[BEGIN SUPPLIED INFORMATION]
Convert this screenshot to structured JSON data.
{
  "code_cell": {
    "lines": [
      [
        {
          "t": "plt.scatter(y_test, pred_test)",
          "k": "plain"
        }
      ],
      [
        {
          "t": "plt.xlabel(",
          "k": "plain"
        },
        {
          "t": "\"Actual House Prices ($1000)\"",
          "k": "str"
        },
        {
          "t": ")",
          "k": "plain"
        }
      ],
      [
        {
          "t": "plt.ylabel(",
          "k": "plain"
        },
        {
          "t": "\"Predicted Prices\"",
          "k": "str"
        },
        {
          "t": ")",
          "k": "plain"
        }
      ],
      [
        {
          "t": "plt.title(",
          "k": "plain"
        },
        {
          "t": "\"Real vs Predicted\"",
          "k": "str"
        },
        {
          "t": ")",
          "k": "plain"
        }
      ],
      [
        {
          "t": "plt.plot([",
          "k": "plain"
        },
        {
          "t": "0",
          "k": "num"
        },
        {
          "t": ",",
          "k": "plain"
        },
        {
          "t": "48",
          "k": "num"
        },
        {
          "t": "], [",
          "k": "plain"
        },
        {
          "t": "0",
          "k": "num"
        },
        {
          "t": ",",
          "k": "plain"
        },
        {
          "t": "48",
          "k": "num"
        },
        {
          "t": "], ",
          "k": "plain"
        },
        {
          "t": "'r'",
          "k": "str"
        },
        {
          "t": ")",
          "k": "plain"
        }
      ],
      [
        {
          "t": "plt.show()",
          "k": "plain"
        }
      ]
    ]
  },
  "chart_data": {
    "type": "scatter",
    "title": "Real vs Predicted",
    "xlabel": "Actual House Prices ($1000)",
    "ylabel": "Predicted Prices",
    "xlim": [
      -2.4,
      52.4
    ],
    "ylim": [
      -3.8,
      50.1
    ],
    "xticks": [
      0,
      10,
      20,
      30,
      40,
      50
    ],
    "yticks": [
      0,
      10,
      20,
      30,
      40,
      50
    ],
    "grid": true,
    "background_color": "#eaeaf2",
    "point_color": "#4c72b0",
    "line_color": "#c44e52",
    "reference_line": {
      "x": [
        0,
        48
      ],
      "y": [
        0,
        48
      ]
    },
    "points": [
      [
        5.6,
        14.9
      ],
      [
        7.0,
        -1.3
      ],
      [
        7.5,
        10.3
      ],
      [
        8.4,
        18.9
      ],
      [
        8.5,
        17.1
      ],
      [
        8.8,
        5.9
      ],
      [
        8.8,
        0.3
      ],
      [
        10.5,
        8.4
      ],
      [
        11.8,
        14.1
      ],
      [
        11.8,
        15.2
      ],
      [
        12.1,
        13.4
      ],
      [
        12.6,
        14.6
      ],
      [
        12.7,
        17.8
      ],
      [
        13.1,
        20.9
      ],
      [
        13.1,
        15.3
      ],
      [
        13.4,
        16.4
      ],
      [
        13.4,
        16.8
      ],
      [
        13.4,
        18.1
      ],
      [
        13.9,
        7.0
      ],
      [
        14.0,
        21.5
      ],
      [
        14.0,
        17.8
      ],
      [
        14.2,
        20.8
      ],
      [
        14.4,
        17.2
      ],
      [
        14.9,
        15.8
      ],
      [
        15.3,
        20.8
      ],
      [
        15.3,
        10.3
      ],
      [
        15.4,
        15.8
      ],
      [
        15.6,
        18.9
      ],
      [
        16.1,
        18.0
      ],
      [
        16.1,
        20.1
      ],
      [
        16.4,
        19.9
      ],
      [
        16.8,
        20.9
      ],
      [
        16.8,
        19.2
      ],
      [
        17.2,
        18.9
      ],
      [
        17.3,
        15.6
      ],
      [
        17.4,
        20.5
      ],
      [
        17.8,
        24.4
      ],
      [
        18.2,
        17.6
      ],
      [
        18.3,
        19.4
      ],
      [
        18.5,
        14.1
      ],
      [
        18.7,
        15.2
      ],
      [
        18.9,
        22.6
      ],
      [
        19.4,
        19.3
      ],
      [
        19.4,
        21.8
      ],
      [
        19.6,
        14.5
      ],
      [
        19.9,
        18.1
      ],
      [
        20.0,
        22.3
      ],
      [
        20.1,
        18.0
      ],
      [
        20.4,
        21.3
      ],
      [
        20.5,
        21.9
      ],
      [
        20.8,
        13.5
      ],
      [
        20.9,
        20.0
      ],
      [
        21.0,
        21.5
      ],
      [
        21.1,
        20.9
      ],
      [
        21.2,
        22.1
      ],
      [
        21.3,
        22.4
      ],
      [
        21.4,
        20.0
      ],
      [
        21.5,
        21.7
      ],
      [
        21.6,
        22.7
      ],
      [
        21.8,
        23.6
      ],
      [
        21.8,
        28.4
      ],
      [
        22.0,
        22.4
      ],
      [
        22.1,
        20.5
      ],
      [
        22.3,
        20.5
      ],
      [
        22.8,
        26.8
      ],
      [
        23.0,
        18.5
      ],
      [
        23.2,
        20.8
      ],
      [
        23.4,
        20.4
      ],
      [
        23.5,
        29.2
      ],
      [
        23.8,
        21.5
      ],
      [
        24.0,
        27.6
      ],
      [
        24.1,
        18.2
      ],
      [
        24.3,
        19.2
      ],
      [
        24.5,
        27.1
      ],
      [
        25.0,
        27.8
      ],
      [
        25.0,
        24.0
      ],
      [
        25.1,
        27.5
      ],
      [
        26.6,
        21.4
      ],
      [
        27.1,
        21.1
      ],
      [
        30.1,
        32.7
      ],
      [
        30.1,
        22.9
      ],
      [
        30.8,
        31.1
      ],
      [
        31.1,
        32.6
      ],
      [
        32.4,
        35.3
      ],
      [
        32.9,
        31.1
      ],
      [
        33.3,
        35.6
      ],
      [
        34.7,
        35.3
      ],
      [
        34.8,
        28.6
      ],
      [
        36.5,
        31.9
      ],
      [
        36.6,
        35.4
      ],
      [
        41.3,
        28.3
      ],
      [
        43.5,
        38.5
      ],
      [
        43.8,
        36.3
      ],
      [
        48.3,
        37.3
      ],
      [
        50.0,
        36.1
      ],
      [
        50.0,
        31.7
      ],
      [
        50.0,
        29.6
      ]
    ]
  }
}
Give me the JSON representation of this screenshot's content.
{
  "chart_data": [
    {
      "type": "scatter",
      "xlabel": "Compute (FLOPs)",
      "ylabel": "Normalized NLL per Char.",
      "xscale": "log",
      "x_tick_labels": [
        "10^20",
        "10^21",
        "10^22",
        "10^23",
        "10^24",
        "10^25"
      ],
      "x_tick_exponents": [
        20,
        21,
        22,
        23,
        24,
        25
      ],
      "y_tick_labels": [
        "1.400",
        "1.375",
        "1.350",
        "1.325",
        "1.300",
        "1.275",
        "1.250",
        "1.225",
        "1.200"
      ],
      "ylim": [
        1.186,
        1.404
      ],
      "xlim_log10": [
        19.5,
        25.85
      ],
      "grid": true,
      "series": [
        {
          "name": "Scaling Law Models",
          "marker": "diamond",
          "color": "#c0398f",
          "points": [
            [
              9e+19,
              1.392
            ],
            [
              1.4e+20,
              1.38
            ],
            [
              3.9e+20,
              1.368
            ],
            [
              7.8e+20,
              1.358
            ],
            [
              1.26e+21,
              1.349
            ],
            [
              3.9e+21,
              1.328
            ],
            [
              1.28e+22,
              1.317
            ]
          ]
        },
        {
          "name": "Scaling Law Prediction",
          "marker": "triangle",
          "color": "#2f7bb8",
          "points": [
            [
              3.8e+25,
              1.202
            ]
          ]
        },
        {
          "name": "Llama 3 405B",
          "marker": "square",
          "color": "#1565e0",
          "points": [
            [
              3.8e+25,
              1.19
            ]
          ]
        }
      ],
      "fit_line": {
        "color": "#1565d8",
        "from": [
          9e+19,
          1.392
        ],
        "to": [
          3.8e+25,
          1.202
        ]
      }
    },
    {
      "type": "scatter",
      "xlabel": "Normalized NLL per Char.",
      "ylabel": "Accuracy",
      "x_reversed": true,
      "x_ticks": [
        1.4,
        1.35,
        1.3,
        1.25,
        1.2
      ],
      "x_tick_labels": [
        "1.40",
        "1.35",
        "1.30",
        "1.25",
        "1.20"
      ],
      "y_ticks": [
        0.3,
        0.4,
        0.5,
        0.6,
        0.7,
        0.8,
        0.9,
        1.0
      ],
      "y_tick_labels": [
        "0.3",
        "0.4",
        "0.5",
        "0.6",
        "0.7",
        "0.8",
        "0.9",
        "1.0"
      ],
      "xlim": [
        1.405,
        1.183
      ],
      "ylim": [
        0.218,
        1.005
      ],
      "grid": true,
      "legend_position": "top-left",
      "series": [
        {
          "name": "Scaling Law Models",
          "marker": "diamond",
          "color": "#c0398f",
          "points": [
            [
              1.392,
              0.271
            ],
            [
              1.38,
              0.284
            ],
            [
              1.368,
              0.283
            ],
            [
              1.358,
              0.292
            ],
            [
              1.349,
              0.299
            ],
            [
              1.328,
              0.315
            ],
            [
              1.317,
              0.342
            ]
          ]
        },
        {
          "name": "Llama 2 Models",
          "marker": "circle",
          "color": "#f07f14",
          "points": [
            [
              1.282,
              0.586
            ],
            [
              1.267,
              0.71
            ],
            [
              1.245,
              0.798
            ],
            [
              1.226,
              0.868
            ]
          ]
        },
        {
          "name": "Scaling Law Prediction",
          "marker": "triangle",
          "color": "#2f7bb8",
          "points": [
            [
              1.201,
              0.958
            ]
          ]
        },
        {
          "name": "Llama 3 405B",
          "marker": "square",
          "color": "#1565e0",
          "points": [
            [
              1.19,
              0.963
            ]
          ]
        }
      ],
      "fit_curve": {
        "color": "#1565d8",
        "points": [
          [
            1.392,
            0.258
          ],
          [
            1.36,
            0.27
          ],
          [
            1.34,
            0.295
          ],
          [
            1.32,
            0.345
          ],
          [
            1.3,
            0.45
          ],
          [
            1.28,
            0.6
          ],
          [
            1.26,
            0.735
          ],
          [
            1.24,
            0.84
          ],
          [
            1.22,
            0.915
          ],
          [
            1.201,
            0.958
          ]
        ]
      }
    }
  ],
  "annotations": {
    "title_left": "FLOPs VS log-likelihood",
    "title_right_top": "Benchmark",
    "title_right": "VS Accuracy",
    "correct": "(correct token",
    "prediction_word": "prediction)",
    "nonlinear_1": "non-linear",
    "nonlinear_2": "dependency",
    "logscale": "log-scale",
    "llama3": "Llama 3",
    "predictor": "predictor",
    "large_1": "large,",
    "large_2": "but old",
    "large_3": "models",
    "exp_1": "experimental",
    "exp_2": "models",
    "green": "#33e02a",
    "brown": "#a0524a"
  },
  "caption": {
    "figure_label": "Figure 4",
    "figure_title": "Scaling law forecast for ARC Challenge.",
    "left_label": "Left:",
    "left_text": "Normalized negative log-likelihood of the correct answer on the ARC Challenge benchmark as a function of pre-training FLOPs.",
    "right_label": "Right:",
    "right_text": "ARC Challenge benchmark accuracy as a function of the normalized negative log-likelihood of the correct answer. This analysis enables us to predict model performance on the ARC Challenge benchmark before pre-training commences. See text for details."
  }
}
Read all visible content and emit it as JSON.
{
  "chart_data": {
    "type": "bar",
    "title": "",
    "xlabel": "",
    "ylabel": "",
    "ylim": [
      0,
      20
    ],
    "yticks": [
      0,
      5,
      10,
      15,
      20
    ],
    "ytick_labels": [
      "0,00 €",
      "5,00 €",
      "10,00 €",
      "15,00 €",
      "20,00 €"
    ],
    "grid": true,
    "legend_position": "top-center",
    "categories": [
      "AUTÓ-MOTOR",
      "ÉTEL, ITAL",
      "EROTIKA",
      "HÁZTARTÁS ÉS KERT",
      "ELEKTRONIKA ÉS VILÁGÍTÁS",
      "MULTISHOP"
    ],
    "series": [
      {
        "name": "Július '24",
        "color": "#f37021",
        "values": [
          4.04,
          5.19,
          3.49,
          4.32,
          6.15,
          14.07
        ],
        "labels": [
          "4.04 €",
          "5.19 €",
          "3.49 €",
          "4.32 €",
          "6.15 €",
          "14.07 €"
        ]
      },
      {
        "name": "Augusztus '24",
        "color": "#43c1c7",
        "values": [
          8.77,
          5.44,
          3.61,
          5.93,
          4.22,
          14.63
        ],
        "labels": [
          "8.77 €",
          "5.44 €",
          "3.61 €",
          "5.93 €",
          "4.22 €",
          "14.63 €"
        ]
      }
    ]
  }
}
[END SUPPLIED INFORMATION]
* [EXERCISE DIRECTIONS]
Report only the number of lines in the listing that contain the word "JSON".

* [CORRECT ANSWER]
3